Copy each line of the data that has "Ideen" in it.

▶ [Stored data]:
----------

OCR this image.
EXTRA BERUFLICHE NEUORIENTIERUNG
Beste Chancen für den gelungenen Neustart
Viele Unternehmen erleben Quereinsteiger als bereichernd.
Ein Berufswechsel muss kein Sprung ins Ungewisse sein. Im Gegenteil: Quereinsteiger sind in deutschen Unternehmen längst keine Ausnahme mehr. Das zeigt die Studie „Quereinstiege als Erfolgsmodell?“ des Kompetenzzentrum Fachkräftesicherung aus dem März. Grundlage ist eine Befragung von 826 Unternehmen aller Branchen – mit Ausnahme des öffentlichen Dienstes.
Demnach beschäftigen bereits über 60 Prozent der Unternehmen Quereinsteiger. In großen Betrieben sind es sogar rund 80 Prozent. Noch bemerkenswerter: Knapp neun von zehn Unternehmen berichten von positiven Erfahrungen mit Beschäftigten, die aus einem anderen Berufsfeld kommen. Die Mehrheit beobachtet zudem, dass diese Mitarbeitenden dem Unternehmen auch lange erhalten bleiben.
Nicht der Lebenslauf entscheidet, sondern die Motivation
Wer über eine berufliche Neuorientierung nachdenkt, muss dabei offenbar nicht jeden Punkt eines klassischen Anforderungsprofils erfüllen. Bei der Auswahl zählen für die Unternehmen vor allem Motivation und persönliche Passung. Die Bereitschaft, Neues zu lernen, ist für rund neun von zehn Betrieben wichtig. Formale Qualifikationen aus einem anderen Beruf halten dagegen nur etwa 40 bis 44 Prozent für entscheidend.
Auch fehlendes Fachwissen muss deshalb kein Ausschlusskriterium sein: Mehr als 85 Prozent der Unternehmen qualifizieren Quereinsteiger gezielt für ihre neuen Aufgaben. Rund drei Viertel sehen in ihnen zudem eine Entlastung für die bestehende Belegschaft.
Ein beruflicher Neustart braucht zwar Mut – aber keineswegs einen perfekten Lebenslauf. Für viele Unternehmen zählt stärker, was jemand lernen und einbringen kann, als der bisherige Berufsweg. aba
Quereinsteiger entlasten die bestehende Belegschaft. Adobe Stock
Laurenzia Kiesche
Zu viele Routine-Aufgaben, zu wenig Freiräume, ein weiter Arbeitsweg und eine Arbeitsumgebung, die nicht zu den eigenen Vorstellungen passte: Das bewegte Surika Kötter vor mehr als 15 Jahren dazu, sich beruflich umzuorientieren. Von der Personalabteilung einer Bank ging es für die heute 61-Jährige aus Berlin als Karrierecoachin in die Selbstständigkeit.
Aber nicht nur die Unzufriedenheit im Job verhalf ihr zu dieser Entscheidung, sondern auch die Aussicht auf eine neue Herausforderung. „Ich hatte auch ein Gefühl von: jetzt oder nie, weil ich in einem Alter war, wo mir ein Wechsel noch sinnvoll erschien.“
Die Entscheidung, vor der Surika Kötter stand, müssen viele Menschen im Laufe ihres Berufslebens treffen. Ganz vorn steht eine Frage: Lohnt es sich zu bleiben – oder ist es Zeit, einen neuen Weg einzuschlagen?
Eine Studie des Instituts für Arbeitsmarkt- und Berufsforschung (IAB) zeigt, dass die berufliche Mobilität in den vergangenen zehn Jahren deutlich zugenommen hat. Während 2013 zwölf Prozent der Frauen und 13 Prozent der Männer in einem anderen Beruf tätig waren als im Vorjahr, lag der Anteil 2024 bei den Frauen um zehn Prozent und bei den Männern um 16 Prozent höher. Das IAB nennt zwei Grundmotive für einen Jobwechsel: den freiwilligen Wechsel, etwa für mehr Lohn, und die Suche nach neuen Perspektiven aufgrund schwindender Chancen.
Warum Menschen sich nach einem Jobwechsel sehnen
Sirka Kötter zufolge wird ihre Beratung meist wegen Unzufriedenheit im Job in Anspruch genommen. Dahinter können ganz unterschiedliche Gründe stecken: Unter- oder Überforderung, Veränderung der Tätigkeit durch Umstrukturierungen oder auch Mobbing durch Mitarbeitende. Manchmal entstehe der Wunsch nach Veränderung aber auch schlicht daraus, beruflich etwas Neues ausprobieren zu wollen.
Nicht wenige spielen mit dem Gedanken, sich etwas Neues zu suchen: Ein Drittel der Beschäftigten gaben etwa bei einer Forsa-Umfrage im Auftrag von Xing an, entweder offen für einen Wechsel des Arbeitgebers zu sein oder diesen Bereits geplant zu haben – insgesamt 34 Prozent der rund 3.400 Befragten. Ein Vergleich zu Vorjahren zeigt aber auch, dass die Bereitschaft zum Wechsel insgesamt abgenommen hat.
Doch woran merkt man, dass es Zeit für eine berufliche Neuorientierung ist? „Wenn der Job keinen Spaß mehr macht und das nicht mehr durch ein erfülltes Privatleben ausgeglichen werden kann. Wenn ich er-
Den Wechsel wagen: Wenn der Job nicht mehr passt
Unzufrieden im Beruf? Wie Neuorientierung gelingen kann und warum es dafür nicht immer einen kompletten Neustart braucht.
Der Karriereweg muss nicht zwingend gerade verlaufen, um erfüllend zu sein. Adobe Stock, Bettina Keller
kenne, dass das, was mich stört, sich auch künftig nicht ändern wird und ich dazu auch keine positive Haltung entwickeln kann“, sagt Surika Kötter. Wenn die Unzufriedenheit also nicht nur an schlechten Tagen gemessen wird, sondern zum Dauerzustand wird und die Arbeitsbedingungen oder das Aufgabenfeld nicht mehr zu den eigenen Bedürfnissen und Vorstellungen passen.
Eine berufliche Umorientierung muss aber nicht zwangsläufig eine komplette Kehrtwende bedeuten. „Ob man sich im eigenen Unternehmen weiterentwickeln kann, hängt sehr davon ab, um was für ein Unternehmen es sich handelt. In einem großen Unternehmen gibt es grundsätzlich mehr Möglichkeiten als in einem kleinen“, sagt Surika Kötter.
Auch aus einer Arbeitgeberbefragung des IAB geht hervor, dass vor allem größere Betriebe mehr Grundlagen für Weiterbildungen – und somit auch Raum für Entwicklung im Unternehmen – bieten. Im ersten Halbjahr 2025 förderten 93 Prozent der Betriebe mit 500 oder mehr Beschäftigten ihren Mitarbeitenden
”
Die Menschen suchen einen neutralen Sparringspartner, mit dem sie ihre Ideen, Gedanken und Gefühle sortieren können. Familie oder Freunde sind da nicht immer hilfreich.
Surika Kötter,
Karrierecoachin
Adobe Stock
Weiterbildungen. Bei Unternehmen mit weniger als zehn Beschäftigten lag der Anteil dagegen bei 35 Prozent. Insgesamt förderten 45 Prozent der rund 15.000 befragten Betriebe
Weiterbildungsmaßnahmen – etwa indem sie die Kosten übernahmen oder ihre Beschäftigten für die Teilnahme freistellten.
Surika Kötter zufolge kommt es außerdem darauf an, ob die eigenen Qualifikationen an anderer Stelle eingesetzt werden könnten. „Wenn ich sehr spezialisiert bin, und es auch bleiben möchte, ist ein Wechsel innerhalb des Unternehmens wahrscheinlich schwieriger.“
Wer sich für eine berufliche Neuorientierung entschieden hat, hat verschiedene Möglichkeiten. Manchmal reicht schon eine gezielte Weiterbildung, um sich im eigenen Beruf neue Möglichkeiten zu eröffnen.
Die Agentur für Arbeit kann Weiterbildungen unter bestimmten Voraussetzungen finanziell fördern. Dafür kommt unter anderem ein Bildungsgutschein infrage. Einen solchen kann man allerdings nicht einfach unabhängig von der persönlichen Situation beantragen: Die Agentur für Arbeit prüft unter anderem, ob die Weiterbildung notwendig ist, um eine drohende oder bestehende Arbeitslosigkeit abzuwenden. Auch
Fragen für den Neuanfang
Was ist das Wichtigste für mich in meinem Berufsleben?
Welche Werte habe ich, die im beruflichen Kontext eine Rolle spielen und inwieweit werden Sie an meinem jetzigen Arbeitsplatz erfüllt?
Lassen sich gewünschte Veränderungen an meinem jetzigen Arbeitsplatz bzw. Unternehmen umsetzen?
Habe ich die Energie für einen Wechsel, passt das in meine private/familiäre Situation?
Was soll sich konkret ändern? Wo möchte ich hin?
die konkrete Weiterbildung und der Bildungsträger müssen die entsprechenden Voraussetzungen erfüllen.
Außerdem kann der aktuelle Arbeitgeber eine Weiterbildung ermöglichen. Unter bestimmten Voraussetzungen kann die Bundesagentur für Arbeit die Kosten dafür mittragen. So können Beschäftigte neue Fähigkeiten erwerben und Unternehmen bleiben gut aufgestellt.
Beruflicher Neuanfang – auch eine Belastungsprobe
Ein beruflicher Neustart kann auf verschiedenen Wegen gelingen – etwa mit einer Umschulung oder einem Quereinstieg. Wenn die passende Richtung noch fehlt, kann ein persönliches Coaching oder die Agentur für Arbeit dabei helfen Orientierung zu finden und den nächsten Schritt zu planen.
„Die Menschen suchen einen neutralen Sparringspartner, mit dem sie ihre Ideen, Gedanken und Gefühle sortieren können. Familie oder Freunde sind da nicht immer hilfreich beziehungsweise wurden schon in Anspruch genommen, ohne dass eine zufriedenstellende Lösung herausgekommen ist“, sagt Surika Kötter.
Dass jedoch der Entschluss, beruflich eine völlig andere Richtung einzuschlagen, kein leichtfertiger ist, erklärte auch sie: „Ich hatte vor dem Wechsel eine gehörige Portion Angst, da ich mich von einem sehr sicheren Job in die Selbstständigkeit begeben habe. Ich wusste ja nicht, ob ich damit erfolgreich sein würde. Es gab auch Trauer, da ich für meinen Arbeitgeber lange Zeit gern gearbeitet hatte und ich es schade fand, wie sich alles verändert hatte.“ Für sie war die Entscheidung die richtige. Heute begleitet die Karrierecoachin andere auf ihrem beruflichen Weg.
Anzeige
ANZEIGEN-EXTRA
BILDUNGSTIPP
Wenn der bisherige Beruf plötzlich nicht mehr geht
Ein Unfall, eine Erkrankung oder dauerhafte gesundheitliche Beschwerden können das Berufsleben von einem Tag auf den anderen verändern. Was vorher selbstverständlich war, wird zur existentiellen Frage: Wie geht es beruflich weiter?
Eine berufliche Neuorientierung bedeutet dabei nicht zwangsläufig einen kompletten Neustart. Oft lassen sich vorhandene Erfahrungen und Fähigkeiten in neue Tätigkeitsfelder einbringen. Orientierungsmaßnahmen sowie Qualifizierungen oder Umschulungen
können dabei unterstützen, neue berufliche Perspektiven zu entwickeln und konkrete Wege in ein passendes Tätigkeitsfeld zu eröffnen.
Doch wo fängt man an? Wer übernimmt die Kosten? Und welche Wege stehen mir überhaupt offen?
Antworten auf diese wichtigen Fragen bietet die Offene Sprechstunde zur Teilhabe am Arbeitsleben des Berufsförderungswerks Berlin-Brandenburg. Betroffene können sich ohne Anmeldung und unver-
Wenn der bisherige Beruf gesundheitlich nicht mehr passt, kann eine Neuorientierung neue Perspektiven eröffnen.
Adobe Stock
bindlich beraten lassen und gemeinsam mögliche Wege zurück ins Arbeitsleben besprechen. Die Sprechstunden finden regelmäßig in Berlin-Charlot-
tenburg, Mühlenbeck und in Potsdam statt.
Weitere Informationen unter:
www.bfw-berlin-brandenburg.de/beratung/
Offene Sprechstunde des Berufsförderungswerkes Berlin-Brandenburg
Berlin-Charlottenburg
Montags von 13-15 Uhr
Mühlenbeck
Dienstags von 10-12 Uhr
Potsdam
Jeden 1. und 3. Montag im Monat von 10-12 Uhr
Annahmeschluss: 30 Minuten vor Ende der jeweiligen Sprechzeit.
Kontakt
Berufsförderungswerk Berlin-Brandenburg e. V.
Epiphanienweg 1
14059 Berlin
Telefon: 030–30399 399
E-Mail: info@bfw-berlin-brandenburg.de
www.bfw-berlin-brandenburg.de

----------

▶ [Exercise output]:
Die Menschen suchen einen neutralen Sparringspartner, mit dem sie ihre Ideen, Gedanken und Gefühle sortieren können. Familie oder Freunde sind da nicht immer hilfreich.
„Die Menschen suchen einen neutralen Sparringspartner, mit dem sie ihre Ideen, Gedanken und Gefühle sortieren können. Familie oder Freunde sind da nicht immer hilfreich beziehungsweise wurden schon in Anspruch genommen, ohne dass eine zufriedenstellende Lösung herausgekommen ist“, sagt Surika Kötter.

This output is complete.